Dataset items
****************************************

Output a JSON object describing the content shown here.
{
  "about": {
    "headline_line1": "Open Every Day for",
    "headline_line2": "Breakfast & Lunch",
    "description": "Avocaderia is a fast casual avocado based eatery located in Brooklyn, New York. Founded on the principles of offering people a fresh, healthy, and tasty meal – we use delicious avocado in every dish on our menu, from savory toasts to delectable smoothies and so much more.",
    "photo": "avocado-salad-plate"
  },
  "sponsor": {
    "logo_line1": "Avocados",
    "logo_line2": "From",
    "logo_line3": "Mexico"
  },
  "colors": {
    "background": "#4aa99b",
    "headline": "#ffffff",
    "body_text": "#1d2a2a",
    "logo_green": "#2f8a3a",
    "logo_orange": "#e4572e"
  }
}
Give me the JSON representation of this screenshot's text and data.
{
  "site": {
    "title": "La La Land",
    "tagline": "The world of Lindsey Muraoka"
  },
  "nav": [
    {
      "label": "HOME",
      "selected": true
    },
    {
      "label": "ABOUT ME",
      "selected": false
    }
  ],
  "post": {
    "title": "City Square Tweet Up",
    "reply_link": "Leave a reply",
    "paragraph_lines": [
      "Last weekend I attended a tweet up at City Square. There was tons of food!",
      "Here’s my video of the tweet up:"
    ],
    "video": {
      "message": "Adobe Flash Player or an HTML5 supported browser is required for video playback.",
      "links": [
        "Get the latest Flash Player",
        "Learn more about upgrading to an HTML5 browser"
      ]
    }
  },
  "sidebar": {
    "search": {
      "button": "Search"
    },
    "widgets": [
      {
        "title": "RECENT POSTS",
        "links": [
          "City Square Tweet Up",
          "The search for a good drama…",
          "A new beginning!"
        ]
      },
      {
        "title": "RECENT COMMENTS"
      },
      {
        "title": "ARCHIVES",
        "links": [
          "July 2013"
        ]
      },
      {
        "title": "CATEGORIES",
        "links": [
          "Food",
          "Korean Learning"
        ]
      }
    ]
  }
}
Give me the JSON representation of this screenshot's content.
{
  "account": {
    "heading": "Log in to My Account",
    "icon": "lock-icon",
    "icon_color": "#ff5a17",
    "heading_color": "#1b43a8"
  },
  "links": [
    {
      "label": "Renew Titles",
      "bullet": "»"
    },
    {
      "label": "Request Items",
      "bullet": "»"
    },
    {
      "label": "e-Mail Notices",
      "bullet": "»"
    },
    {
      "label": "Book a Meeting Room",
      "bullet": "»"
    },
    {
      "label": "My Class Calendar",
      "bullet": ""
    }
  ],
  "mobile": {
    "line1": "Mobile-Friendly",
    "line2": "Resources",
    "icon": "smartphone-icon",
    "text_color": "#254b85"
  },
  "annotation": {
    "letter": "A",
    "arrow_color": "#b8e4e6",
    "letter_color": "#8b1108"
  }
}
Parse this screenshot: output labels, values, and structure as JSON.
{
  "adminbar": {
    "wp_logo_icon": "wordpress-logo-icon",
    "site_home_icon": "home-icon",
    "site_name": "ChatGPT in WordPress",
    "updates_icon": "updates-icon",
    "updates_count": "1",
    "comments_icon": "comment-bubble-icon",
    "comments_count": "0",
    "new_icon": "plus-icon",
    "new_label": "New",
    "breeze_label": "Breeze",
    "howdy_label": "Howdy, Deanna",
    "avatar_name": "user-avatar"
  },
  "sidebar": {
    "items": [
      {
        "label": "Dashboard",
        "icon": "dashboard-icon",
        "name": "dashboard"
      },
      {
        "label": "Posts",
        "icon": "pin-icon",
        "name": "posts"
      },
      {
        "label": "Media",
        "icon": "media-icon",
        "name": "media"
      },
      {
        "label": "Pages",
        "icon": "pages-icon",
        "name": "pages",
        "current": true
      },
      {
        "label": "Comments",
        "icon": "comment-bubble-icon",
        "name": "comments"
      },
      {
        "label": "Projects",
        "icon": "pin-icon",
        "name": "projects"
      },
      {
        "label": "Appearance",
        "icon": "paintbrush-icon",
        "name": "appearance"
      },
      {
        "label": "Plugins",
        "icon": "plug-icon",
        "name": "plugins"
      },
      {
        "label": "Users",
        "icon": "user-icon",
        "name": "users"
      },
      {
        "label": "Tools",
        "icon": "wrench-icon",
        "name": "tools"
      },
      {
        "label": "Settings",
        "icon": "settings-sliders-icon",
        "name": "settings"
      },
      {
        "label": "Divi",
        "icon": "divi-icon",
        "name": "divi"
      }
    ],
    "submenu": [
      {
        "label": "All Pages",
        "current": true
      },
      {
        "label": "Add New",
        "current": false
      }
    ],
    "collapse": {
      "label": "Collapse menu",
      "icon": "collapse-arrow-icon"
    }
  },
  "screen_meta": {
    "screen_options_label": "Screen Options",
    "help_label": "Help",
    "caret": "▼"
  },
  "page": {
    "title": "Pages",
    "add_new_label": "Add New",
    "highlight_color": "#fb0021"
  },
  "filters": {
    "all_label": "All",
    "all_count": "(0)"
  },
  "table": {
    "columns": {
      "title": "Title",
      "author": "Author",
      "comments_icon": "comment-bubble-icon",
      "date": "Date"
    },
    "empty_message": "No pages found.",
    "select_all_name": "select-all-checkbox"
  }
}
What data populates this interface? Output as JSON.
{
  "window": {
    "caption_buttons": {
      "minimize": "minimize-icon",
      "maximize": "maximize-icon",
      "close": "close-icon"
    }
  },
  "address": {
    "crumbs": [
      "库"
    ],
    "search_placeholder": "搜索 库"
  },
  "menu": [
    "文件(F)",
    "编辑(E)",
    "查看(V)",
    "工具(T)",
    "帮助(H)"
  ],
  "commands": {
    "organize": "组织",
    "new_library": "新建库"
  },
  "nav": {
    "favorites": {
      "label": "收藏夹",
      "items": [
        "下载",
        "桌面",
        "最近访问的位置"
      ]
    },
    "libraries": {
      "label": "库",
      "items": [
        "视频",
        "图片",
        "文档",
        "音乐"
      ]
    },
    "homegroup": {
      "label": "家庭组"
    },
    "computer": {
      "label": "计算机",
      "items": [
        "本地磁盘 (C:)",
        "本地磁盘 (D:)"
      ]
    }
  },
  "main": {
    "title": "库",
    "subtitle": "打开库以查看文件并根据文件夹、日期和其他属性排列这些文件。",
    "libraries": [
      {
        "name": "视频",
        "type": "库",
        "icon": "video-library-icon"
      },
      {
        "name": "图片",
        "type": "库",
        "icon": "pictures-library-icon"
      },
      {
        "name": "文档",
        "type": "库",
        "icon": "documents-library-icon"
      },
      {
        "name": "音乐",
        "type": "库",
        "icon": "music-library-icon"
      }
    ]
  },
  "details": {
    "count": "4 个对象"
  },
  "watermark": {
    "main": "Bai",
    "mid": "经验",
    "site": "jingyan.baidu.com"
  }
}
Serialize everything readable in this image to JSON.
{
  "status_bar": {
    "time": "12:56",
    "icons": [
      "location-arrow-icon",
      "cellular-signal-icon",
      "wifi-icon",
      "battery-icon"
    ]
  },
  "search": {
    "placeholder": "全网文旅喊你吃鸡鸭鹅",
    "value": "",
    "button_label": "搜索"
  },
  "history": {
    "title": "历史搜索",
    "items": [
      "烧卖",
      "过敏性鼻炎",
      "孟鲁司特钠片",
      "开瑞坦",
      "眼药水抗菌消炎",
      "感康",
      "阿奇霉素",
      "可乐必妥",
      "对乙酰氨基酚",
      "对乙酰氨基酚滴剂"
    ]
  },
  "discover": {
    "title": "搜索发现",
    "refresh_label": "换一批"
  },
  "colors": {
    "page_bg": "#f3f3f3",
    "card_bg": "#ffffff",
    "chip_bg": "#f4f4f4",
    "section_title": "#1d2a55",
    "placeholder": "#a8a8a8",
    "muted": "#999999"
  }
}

****************************************

Pick out each line containing the string "Player" and copy it.

#### Written solution:
      "message": "Adobe Flash Player or an HTML5 supported browser is required for video playback.",
        "Get the latest Flash Player",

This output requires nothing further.